■ Challenge
Rewrite the entries below, substituting "diagrammatic" for every occurrence of "schematic" and leaving all other text unchanged. Omit the pictures from your answer.

** Begin Information supplied **

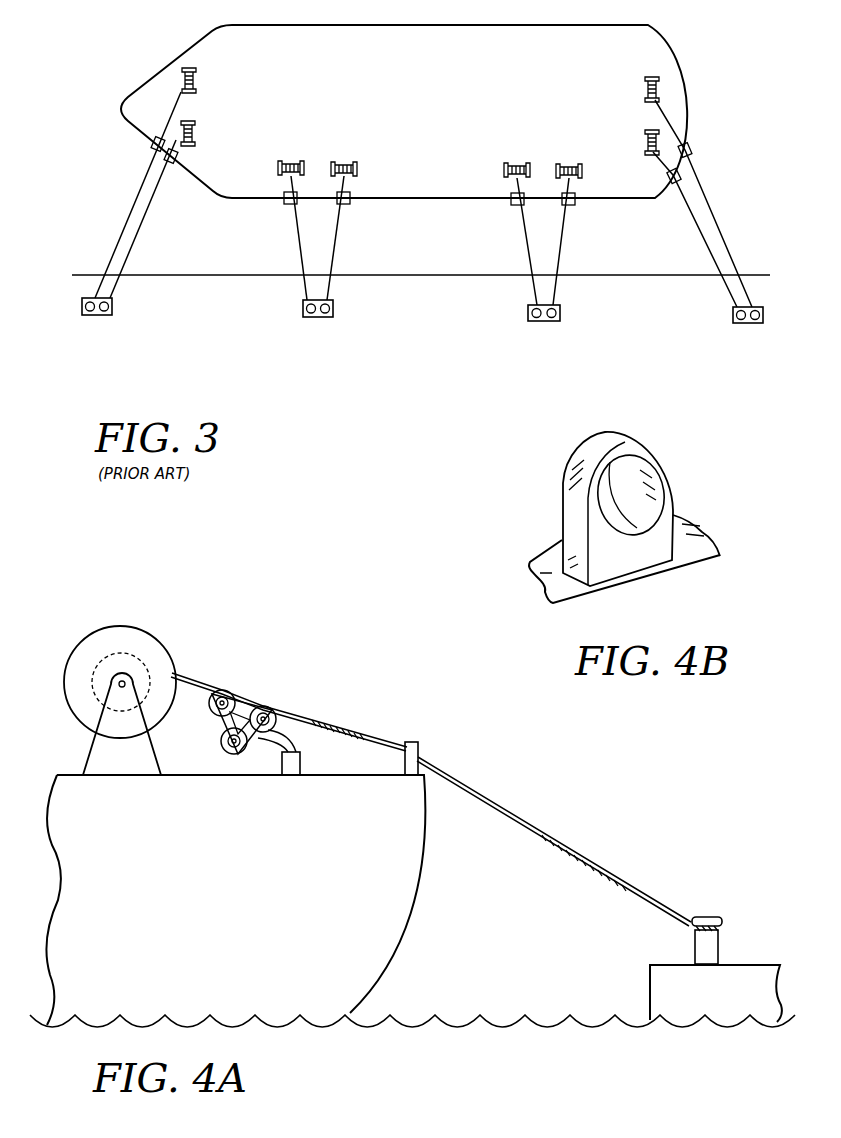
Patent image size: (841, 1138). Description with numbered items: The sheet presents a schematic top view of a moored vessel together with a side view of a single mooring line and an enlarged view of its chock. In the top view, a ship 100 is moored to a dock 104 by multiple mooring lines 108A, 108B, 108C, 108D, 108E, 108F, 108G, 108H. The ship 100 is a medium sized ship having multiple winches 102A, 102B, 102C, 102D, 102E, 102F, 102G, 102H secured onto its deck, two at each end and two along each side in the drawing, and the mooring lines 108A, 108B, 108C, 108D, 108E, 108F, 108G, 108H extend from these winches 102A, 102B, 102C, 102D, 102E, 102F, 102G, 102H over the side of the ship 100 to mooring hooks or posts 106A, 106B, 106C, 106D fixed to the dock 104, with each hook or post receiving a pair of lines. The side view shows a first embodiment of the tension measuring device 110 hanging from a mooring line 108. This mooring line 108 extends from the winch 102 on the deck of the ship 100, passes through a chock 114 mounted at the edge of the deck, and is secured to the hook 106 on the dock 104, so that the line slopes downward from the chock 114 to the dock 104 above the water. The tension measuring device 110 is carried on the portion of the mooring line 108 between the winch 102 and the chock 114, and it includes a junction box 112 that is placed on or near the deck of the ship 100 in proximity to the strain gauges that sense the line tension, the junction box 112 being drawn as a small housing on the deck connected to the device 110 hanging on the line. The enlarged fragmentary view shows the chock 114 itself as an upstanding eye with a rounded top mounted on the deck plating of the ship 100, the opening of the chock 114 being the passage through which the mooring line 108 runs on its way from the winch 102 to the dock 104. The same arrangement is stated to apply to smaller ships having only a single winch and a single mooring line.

In FIG. 3, the ship 100 is at (442, 86).
In FIG. 4B, the ship 100 is at (553, 560).
In FIG. 4A, the ship 100 is at (236, 896).
In FIG. 4A, the winch 102 is at (135, 640).
In FIG. 3, the winch 102A is at (187, 67).
In FIG. 3, the winch 102B is at (186, 120).
In FIG. 3, the winch 102C is at (297, 160).
In FIG. 3, the winch 102D is at (335, 161).
In FIG. 3, the winch 102E is at (521, 162).
In FIG. 3, the winch 102F is at (563, 163).
In FIG. 3, the winch 102G is at (653, 130).
In FIG. 3, the winch 102H is at (653, 77).
In FIG. 3, the dock 104 is at (442, 307).
In FIG. 4A, the dock 104 is at (749, 999).
In FIG. 4A, the hook 106 is at (702, 917).
In FIG. 3, the mooring hook or post 106A is at (100, 316).
In FIG. 3, the mooring hook or post 106B is at (318, 318).
In FIG. 3, the mooring hook or post 106C is at (543, 322).
In FIG. 3, the mooring hook or post 106D is at (748, 324).
In FIG. 4A, the mooring line 108 is at (360, 730).
In FIG. 3, the mooring line 108A is at (150, 166).
In FIG. 3, the mooring line 108B is at (150, 200).
In FIG. 3, the mooring line 108C is at (295, 224).
In FIG. 3, the mooring line 108D is at (334, 248).
In FIG. 3, the mooring line 108E is at (524, 226).
In FIG. 3, the mooring line 108F is at (561, 250).
In FIG. 3, the mooring line 108G is at (690, 190).
In FIG. 3, the mooring line 108H is at (712, 210).
In FIG. 4A, the tension measuring device 110 is at (251, 680).
In FIG. 4A, the junction box 112 is at (297, 758).
In FIG. 4B, the chock 114 is at (557, 446).
In FIG. 4A, the chock 114 is at (412, 747).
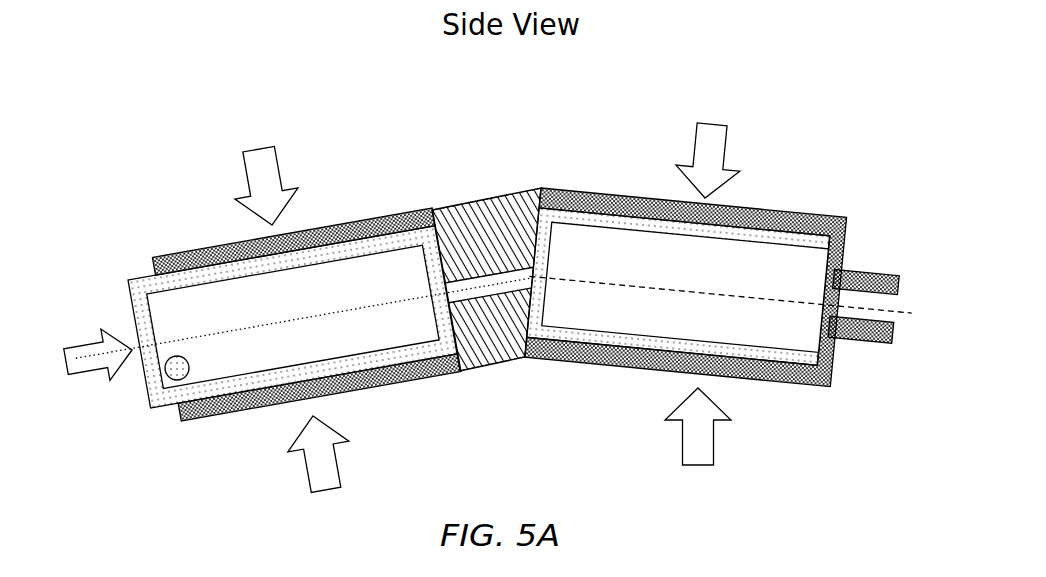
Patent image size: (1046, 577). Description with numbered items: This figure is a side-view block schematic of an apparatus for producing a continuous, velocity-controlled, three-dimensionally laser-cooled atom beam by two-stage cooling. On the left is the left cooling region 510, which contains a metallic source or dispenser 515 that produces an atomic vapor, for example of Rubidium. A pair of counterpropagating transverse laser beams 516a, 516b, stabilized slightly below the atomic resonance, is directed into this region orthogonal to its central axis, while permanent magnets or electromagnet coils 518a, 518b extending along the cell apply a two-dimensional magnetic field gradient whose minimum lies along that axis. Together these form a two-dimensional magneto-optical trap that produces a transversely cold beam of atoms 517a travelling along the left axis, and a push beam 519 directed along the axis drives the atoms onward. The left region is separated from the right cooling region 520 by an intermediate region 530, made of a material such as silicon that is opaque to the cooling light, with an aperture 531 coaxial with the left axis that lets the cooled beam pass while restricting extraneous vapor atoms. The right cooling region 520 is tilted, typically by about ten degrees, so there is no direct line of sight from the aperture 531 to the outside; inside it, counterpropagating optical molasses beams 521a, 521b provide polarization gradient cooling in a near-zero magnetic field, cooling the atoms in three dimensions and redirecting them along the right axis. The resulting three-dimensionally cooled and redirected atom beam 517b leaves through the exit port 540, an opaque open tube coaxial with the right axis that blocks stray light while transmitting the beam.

The left cooling region 510 is at (293, 317).
The metallic source or dispenser 515 is at (177, 370).
The transverse laser beam 516a is at (288, 155).
The transverse laser beam 516b is at (302, 473).
The transversely cold beam of atoms 517a is at (337, 317).
The 3D-cooled and redirected atom beam 517b is at (913, 315).
The permanent magnet or electromagnet coil 518a is at (150, 257).
The permanent magnet or electromagnet coil 518b is at (193, 420).
The push beam 519 is at (90, 393).
The right cooling region 520 is at (686, 287).
The optical molasses laser beam 521a is at (737, 157).
The optical molasses laser beam 521b is at (670, 442).
The intermediate region 530 is at (520, 355).
The aperture 531 is at (492, 257).
The exit port 540 is at (883, 307).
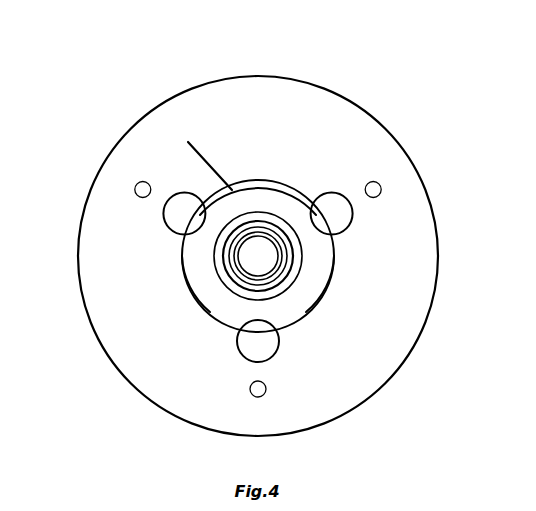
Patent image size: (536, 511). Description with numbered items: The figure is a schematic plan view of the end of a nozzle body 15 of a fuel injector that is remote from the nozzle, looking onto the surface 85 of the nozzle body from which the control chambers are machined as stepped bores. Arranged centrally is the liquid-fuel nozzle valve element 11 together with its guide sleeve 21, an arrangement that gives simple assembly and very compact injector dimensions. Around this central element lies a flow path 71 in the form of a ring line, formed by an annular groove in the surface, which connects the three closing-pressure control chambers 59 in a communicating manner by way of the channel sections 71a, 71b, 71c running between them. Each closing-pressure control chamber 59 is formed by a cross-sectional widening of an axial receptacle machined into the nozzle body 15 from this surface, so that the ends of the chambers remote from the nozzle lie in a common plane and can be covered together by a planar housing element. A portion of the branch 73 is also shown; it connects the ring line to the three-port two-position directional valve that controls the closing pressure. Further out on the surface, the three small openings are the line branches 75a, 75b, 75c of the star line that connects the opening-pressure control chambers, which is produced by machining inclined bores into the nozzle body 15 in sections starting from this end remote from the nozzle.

** End Information supplied **

■ Result of this exercise
Patent image size: (841, 1138). Description with numbered items: The sheet presents a diagrammatic top view of a moored vessel together with a side view of a single mooring line and an enlarged view of its chock. In the top view, a ship 100 is moored to a dock 104 by multiple mooring lines 108A, 108B, 108C, 108D, 108E, 108F, 108G, 108H. The ship 100 is a medium sized ship having multiple winches 102A, 102B, 102C, 102D, 102E, 102F, 102G, 102H secured onto its deck, two at each end and two along each side in the drawing, and the mooring lines 108A, 108B, 108C, 108D, 108E, 108F, 108G, 108H extend from these winches 102A, 102B, 102C, 102D, 102E, 102F, 102G, 102H over the side of the ship 100 to mooring hooks or posts 106A, 106B, 106C, 106D fixed to the dock 104, with each hook or post receiving a pair of lines. The side view shows a first embodiment of the tension measuring device 110 hanging from a mooring line 108. This mooring line 108 extends from the winch 102 on the deck of the ship 100, passes through a chock 114 mounted at the edge of the deck, and is secured to the hook 106 on the dock 104, so that the line slopes downward from the chock 114 to the dock 104 above the water. The tension measuring device 110 is carried on the portion of the mooring line 108 between the winch 102 and the chock 114, and it includes a junction box 112 that is placed on or near the deck of the ship 100 in proximity to the strain gauges that sense the line tension, the junction box 112 being drawn as a small housing on the deck connected to the device 110 hanging on the line. The enlarged fragmentary view shows the chock 114 itself as an upstanding eye with a rounded top mounted on the deck plating of the ship 100, the opening of the chock 114 being the passage through which the mooring line 108 runs on its way from the winch 102 to the dock 104. The same arrangement is stated to apply to smaller ships having only a single winch and a single mooring line.

In FIG. 3, the ship 100 is at (442, 86).
In FIG. 4B, the ship 100 is at (553, 560).
In FIG. 4A, the ship 100 is at (236, 896).
In FIG. 4A, the winch 102 is at (135, 640).
In FIG. 3, the winch 102A is at (187, 67).
In FIG. 3, the winch 102B is at (186, 120).
In FIG. 3, the winch 102C is at (297, 160).
In FIG. 3, the winch 102D is at (335, 161).
In FIG. 3, the winch 102E is at (521, 162).
In FIG. 3, the winch 102F is at (563, 163).
In FIG. 3, the winch 102G is at (653, 130).
In FIG. 3, the winch 102H is at (653, 77).
In FIG. 3, the dock 104 is at (442, 307).
In FIG. 4A, the dock 104 is at (749, 999).
In FIG. 4A, the hook 106 is at (702, 917).
In FIG. 3, the mooring hook or post 106A is at (100, 316).
In FIG. 3, the mooring hook or post 106B is at (318, 318).
In FIG. 3, the mooring hook or post 106C is at (543, 322).
In FIG. 3, the mooring hook or post 106D is at (748, 324).
In FIG. 4A, the mooring line 108 is at (360, 730).
In FIG. 3, the mooring line 108A is at (150, 166).
In FIG. 3, the mooring line 108B is at (150, 200).
In FIG. 3, the mooring line 108C is at (295, 224).
In FIG. 3, the mooring line 108D is at (334, 248).
In FIG. 3, the mooring line 108E is at (524, 226).
In FIG. 3, the mooring line 108F is at (561, 250).
In FIG. 3, the mooring line 108G is at (690, 190).
In FIG. 3, the mooring line 108H is at (712, 210).
In FIG. 4A, the tension measuring device 110 is at (251, 680).
In FIG. 4A, the junction box 112 is at (297, 758).
In FIG. 4B, the chock 114 is at (557, 446).
In FIG. 4A, the chock 114 is at (412, 747).
Patent image size: (1046, 577). Description with numbered items: This figure is a side-view block diagrammatic of an apparatus for producing a continuous, velocity-controlled, three-dimensionally laser-cooled atom beam by two-stage cooling. On the left is the left cooling region 510, which contains a metallic source or dispenser 515 that produces an atomic vapor, for example of Rubidium. A pair of counterpropagating transverse laser beams 516a, 516b, stabilized slightly below the atomic resonance, is directed into this region orthogonal to its central axis, while permanent magnets or electromagnet coils 518a, 518b extending along the cell apply a two-dimensional magnetic field gradient whose minimum lies along that axis. Together these form a two-dimensional magneto-optical trap that produces a transversely cold beam of atoms 517a travelling along the left axis, and a push beam 519 directed along the axis drives the atoms onward. The left region is separated from the right cooling region 520 by an intermediate region 530, made of a material such as silicon that is opaque to the cooling light, with an aperture 531 coaxial with the left axis that lets the cooled beam pass while restricting extraneous vapor atoms. The right cooling region 520 is tilted, typically by about ten degrees, so there is no direct line of sight from the aperture 531 to the outside; inside it, counterpropagating optical molasses beams 521a, 521b provide polarization gradient cooling in a near-zero magnetic field, cooling the atoms in three dimensions and redirecting them along the right axis. The resulting three-dimensionally cooled and redirected atom beam 517b leaves through the exit port 540, an opaque open tube coaxial with the right axis that blocks stray light while transmitting the beam.

The left cooling region 510 is at (293, 317).
The metallic source or dispenser 515 is at (177, 370).
The transverse laser beam 516a is at (288, 155).
The transverse laser beam 516b is at (302, 473).
The transversely cold beam of atoms 517a is at (337, 317).
The 3D-cooled and redirected atom beam 517b is at (913, 315).
The permanent magnet or electromagnet coil 518a is at (150, 257).
The permanent magnet or electromagnet coil 518b is at (193, 420).
The push beam 519 is at (90, 393).
The right cooling region 520 is at (686, 287).
The optical molasses laser beam 521a is at (737, 157).
The optical molasses laser beam 521b is at (670, 442).
The intermediate region 530 is at (520, 355).
The aperture 531 is at (492, 257).
The exit port 540 is at (883, 307).
Patent image size: (536, 511). Description with numbered items: The figure is a diagrammatic plan view of the end of a nozzle body 15 of a fuel injector that is remote from the nozzle, looking onto the surface 85 of the nozzle body from which the control chambers are machined as stepped bores. Arranged centrally is the liquid-fuel nozzle valve element 11 together with its guide sleeve 21, an arrangement that gives simple assembly and very compact injector dimensions. Around this central element lies a flow path 71 in the form of a ring line, formed by an annular groove in the surface, which connects the three closing-pressure control chambers 59 in a communicating manner by way of the channel sections 71a, 71b, 71c running between them. Each closing-pressure control chamber 59 is formed by a cross-sectional widening of an axial receptacle machined into the nozzle body 15 from this surface, so that the ends of the chambers remote from the nozzle lie in a common plane and can be covered together by a planar housing element. A portion of the branch 73 is also shown; it connects the ring line to the three-port two-position directional valve that controls the closing pressure. Further out on the surface, the three small openings are the line branches 75a, 75b, 75c of the star line that connects the opening-pressure control chambers, which is produced by machining inclined bores into the nozzle body 15 in sections starting from this end remote from the nozzle.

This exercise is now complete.